• _Task_: Copy all records verbatim.
▼▼▼
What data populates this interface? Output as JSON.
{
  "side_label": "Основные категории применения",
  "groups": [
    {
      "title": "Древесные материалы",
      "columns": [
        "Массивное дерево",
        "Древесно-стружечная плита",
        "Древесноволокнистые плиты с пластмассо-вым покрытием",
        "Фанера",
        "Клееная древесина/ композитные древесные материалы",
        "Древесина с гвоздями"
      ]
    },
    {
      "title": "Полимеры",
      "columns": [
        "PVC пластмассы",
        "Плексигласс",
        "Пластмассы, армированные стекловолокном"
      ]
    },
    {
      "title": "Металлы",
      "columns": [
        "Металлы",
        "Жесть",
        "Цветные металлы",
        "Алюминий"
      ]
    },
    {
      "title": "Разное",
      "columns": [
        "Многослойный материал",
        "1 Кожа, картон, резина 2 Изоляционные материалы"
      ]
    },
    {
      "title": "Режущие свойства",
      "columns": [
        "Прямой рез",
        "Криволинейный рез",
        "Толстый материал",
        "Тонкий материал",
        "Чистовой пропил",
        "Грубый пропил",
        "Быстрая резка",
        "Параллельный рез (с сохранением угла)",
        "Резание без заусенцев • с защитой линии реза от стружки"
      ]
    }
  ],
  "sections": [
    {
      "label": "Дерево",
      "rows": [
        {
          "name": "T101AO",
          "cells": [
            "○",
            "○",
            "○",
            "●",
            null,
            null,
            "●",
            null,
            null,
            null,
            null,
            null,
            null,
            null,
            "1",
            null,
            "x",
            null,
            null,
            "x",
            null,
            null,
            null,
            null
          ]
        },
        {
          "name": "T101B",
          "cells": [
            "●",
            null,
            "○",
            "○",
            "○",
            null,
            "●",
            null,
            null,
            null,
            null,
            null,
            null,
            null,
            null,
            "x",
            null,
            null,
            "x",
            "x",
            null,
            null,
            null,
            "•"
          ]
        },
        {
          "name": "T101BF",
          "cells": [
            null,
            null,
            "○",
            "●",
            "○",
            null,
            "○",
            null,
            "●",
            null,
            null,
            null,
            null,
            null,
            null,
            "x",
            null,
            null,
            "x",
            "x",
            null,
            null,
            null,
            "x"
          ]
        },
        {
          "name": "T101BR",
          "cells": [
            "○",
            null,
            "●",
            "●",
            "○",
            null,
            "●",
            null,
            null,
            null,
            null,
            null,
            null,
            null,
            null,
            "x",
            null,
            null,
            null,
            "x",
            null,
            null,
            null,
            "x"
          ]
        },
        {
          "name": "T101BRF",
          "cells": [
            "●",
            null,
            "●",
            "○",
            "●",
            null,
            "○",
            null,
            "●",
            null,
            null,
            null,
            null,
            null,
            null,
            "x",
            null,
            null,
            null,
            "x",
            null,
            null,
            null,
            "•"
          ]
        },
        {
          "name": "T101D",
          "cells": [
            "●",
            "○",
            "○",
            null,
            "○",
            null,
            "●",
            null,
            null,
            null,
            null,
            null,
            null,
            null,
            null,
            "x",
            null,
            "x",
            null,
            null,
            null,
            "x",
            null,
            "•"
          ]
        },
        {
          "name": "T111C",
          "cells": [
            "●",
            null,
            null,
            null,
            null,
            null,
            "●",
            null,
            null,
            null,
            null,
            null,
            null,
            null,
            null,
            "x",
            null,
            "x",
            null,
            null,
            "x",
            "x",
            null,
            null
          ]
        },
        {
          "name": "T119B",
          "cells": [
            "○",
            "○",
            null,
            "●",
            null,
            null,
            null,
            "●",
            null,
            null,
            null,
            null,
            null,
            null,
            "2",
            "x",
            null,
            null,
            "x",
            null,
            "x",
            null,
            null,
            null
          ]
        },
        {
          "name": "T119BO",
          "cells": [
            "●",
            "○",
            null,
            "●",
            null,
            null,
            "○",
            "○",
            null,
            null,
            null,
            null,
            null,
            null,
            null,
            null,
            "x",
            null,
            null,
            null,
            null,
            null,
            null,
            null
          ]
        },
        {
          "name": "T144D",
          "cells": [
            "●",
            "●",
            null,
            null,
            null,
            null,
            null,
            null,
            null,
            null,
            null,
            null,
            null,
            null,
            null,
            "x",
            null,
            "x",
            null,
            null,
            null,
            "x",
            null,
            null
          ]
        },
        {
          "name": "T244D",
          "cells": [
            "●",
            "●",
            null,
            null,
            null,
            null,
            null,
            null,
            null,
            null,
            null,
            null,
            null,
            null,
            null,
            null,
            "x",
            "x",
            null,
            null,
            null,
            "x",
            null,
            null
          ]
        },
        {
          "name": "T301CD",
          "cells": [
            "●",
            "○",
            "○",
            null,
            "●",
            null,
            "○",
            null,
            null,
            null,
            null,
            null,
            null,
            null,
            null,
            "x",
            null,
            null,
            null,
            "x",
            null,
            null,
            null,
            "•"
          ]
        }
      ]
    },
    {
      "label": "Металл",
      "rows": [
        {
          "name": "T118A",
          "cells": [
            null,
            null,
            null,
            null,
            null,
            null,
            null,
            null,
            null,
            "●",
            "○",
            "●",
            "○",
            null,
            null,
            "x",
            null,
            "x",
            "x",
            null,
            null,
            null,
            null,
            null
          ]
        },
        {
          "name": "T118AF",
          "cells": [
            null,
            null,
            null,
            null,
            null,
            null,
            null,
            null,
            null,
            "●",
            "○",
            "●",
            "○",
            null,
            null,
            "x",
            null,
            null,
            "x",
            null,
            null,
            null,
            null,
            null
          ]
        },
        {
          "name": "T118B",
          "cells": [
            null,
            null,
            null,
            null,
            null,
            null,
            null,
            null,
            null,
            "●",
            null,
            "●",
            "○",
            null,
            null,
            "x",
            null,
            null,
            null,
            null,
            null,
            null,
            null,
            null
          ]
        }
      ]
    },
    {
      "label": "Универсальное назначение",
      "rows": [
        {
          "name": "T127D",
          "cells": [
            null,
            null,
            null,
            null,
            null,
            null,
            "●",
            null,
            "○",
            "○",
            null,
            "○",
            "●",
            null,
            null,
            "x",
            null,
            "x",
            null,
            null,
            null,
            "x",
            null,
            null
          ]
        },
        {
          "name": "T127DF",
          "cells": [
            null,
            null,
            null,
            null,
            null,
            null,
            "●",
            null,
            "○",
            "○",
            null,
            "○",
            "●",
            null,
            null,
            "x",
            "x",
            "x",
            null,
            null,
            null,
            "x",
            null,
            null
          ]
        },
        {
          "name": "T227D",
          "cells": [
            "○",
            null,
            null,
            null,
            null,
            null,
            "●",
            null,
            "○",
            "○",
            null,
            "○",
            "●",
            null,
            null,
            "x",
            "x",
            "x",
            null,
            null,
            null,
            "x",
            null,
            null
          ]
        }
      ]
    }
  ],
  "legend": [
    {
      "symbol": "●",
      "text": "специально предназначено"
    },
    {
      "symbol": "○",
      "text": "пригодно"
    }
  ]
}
▲▲▲
• _The result_:
What data populates this interface? Output as JSON.
{
  "side_label": "Основные категории применения",
  "groups": [
    {
      "title": "Древесные материалы",
      "columns": [
        "Массивное дерево",
        "Древесно-стружечная плита",
        "Древесноволокнистые плиты с пластмассо-вым покрытием",
        "Фанера",
        "Клееная древесина/ композитные древесные материалы",
        "Древесина с гвоздями"
      ]
    },
    {
      "title": "Полимеры",
      "columns": [
        "PVC пластмассы",
        "Плексигласс",
        "Пластмассы, армированные стекловолокном"
      ]
    },
    {
      "title": "Металлы",
      "columns": [
        "Металлы",
        "Жесть",
        "Цветные металлы",
        "Алюминий"
      ]
    },
    {
      "title": "Разное",
      "columns": [
        "Многослойный материал",
        "1 Кожа, картон, резина 2 Изоляционные материалы"
      ]
    },
    {
      "title": "Режущие свойства",
      "columns": [
        "Прямой рез",
        "Криволинейный рез",
        "Толстый материал",
        "Тонкий материал",
        "Чистовой пропил",
        "Грубый пропил",
        "Быстрая резка",
        "Параллельный рез (с сохранением угла)",
        "Резание без заусенцев • с защитой линии реза от стружки"
      ]
    }
  ],
  "sections": [
    {
      "label": "Дерево",
      "rows": [
        {
          "name": "T101AO",
          "cells": [
            "○",
            "○",
            "○",
            "●",
            null,
            null,
            "●",
            null,
            null,
            null,
            null,
            null,
            null,
            null,
            "1",
            null,
            "x",
            null,
            null,
            "x",
            null,
            null,
            null,
            null
          ]
        },
        {
          "name": "T101B",
          "cells": [
            "●",
            null,
            "○",
            "○",
            "○",
            null,
            "●",
            null,
            null,
            null,
            null,
            null,
            null,
            null,
            null,
            "x",
            null,
            null,
            "x",
            "x",
            null,
            null,
            null,
            "•"
          ]
        },
        {
          "name": "T101BF",
          "cells": [
            null,
            null,
            "○",
            "●",
            "○",
            null,
            "○",
            null,
            "●",
            null,
            null,
            null,
            null,
            null,
            null,
            "x",
            null,
            null,
            "x",
            "x",
            null,
            null,
            null,
            "x"
          ]
        },
        {
          "name": "T101BR",
          "cells": [
            "○",
            null,
            "●",
            "●",
            "○",
            null,
            "●",
            null,
            null,
            null,
            null,
            null,
            null,
            null,
            null,
            "x",
            null,
            null,
            null,
            "x",
            null,
            null,
            null,
            "x"
          ]
        },
        {
          "name": "T101BRF",
          "cells": [
            "●",
            null,
            "●",
            "○",
            "●",
            null,
            "○",
            null,
            "●",
            null,
            null,
            null,
            null,
            null,
            null,
            "x",
            null,
            null,
            null,
            "x",
            null,
            null,
            null,
            "•"
          ]
        },
        {
          "name": "T101D",
          "cells": [
            "●",
            "○",
            "○",
            null,
            "○",
            null,
            "●",
            null,
            null,
            null,
            null,
            null,
            null,
            null,
            null,
            "x",
            null,
            "x",
            null,
            null,
            null,
            "x",
            null,
            "•"
          ]
        },
        {
          "name": "T111C",
          "cells": [
            "●",
            null,
            null,
            null,
            null,
            null,
            "●",
            null,
            null,
            null,
            null,
            null,
            null,
            null,
            null,
            "x",
            null,
            "x",
            null,
            null,
            "x",
            "x",
            null,
            null
          ]
        },
        {
          "name": "T119B",
          "cells": [
            "○",
            "○",
            null,
            "●",
            null,
            null,
            null,
            "●",
            null,
            null,
            null,
            null,
            null,
            null,
            "2",
            "x",
            null,
            null,
            "x",
            null,
            "x",
            null,
            null,
            null
          ]
        },
        {
          "name": "T119BO",
          "cells": [
            "●",
            "○",
            null,
            "●",
            null,
            null,
            "○",
            "○",
            null,
            null,
            null,
            null,
            null,
            null,
            null,
            null,
            "x",
            null,
            null,
            null,
            null,
            null,
            null,
            null
          ]
        },
        {
          "name": "T144D",
          "cells": [
            "●",
            "●",
            null,
            null,
            null,
            null,
            null,
            null,
            null,
            null,
            null,
            null,
            null,
            null,
            null,
            "x",
            null,
            "x",
            null,
            null,
            null,
            "x",
            null,
            null
          ]
        },
        {
          "name": "T244D",
          "cells": [
            "●",
            "●",
            null,
            null,
            null,
            null,
            null,
            null,
            null,
            null,
            null,
            null,
            null,
            null,
            null,
            null,
            "x",
            "x",
            null,
            null,
            null,
            "x",
            null,
            null
          ]
        },
        {
          "name": "T301CD",
          "cells": [
            "●",
            "○",
            "○",
            null,
            "●",
            null,
            "○",
            null,
            null,
            null,
            null,
            null,
            null,
            null,
            null,
            "x",
            null,
            null,
            null,
            "x",
            null,
            null,
            null,
            "•"
          ]
        }
      ]
    },
    {
      "label": "Металл",
      "rows": [
        {
          "name": "T118A",
          "cells": [
            null,
            null,
            null,
            null,
            null,
            null,
            null,
            null,
            null,
            "●",
            "○",
            "●",
            "○",
            null,
            null,
            "x",
            null,
            "x",
            "x",
            null,
            null,
            null,
            null,
            null
          ]
        },
        {
          "name": "T118AF",
          "cells": [
            null,
            null,
            null,
            null,
            null,
            null,
            null,
            null,
            null,
            "●",
            "○",
            "●",
            "○",
            null,
            null,
            "x",
            null,
            null,
            "x",
            null,
            null,
            null,
            null,
            null
          ]
        },
        {
          "name": "T118B",
          "cells": [
            null,
            null,
            null,
            null,
            null,
            null,
            null,
            null,
            null,
            "●",
            null,
            "●",
            "○",
            null,
            null,
            "x",
            null,
            null,
            null,
            null,
            null,
            null,
            null,
            null
          ]
        }
      ]
    },
    {
      "label": "Универсальное назначение",
      "rows": [
        {
          "name": "T127D",
          "cells": [
            null,
            null,
            null,
            null,
            null,
            null,
            "●",
            null,
            "○",
            "○",
            null,
            "○",
            "●",
            null,
            null,
            "x",
            null,
            "x",
            null,
            null,
            null,
            "x",
            null,
            null
          ]
        },
        {
          "name": "T127DF",
          "cells": [
            null,
            null,
            null,
            null,
            null,
            null,
            "●",
            null,
            "○",
            "○",
            null,
            "○",
            "●",
            null,
            null,
            "x",
            "x",
            "x",
            null,
            null,
            null,
            "x",
            null,
            null
          ]
        },
        {
          "name": "T227D",
          "cells": [
            "○",
            null,
            null,
            null,
            null,
            null,
            "●",
            null,
            "○",
            "○",
            null,
            "○",
            "●",
            null,
            null,
            "x",
            "x",
            "x",
            null,
            null,
            null,
            "x",
            null,
            null
          ]
        }
      ]
    }
  ],
  "legend": [
    {
      "symbol": "●",
      "text": "специально предназначено"
    },
    {
      "symbol": "○",
      "text": "пригодно"
    }
  ]
}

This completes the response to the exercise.